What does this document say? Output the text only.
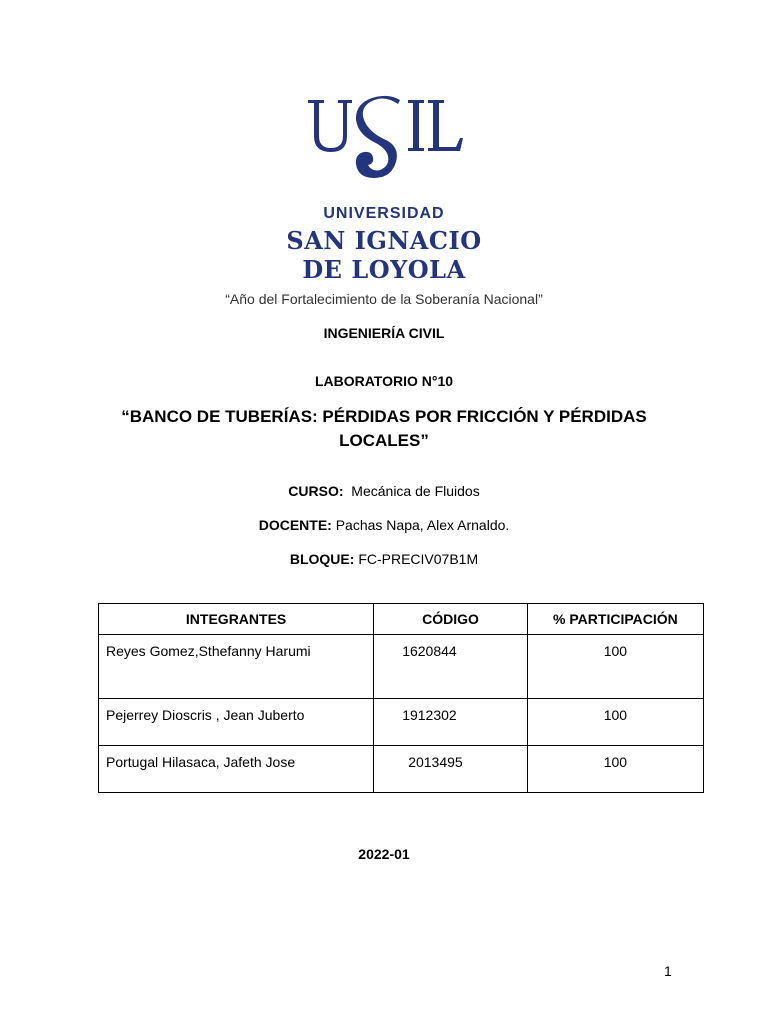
UNIVERSIDAD
SAN IGNACIO
DE LOYOLA
“Año del Fortalecimiento de la Soberanía Nacional”
INGENIERÍA CIVIL
LABORATORIO N°10
“BANCO DE TUBERÍAS: PÉRDIDAS POR FRICCIÓN Y PÉRDIDAS
LOCALES”
CURSO: Mecánica de Fluidos
DOCENTE: Pachas Napa, Alex Arnaldo.
BLOQUE: FC-PRECIV07B1M
INTEGRANTES	CÓDIGO	% PARTICIPACIÓN
Reyes Gomez,Sthefanny Harumi	1620844	100
Pejerrey Dioscris , Jean Juberto	1912302	100
Portugal Hilasaca, Jafeth Jose	2013495	100
2022-01
1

---*---

▶ [EXERCISE BRIEF]
Reproduce the material above in full, exactly, with no images.

▶ [THE COMPLETED TASK]
What does this document say? Output the text only.
UNIVERSIDAD
SAN IGNACIO
DE LOYOLA
“Año del Fortalecimiento de la Soberanía Nacional”
INGENIERÍA CIVIL
LABORATORIO N°10
“BANCO DE TUBERÍAS: PÉRDIDAS POR FRICCIÓN Y PÉRDIDAS
LOCALES”
CURSO: Mecánica de Fluidos
DOCENTE: Pachas Napa, Alex Arnaldo.
BLOQUE: FC-PRECIV07B1M
INTEGRANTES	CÓDIGO	% PARTICIPACIÓN
Reyes Gomez,Sthefanny Harumi	1620844	100
Pejerrey Dioscris , Jean Juberto	1912302	100
Portugal Hilasaca, Jafeth Jose	2013495	100
2022-01
1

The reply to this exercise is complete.